**Work to be completed:** From the records, pick out and copy each line containing "elektronikus".

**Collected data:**
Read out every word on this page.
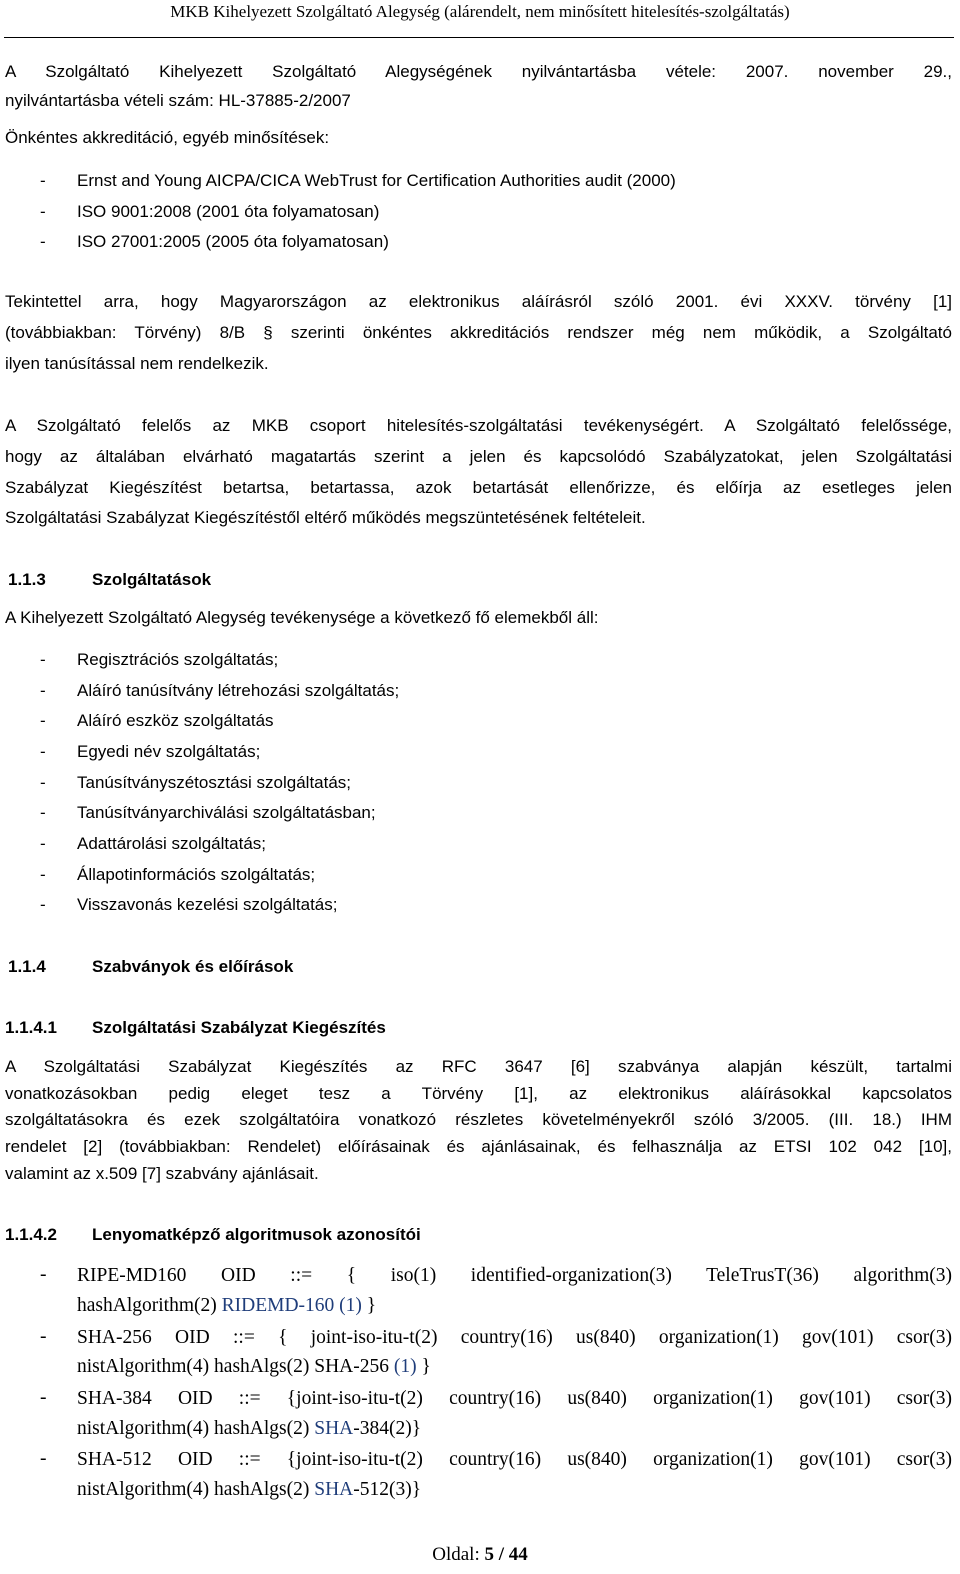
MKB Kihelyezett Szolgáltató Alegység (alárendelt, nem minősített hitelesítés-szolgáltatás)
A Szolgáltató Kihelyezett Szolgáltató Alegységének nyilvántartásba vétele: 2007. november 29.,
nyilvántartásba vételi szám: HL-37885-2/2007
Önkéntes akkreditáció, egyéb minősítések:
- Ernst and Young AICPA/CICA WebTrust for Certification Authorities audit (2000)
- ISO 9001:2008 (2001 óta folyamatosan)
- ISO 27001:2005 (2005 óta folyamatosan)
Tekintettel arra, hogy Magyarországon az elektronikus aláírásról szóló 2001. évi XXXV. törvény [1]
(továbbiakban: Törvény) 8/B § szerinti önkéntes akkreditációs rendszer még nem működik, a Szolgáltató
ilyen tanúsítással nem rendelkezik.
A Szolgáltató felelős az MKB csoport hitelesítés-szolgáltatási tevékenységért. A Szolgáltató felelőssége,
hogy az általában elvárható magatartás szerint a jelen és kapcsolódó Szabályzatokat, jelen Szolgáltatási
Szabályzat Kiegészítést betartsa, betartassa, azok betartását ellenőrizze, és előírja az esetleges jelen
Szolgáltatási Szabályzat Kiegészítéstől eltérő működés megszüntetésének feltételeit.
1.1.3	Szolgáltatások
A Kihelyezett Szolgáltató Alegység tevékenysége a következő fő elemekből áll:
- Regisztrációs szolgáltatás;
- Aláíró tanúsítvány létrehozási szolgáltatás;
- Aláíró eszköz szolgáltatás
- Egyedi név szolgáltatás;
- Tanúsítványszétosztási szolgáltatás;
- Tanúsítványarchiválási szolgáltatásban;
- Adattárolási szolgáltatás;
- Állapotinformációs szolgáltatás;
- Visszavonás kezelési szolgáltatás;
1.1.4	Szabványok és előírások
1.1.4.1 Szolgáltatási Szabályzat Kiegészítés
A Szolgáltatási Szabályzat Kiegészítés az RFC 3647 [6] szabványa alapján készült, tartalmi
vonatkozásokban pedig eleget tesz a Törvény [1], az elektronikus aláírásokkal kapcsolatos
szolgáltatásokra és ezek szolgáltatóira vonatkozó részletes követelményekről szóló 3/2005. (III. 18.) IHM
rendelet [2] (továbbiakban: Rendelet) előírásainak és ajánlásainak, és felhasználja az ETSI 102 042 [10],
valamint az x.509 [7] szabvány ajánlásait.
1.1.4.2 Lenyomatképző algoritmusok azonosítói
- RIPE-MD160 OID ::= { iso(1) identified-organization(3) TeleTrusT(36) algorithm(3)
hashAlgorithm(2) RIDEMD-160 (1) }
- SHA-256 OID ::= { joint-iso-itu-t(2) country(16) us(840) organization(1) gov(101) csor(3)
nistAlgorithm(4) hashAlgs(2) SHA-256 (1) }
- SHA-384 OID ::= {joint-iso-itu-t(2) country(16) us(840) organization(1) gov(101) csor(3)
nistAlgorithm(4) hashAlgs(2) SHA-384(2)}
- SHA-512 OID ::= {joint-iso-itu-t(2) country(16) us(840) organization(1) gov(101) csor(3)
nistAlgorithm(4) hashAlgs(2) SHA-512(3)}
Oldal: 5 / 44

**Right answer:**
Tekintettel arra, hogy Magyarországon az elektronikus aláírásról szóló 2001. évi XXXV. törvény [1]
vonatkozásokban pedig eleget tesz a Törvény [1], az elektronikus aláírásokkal kapcsolatos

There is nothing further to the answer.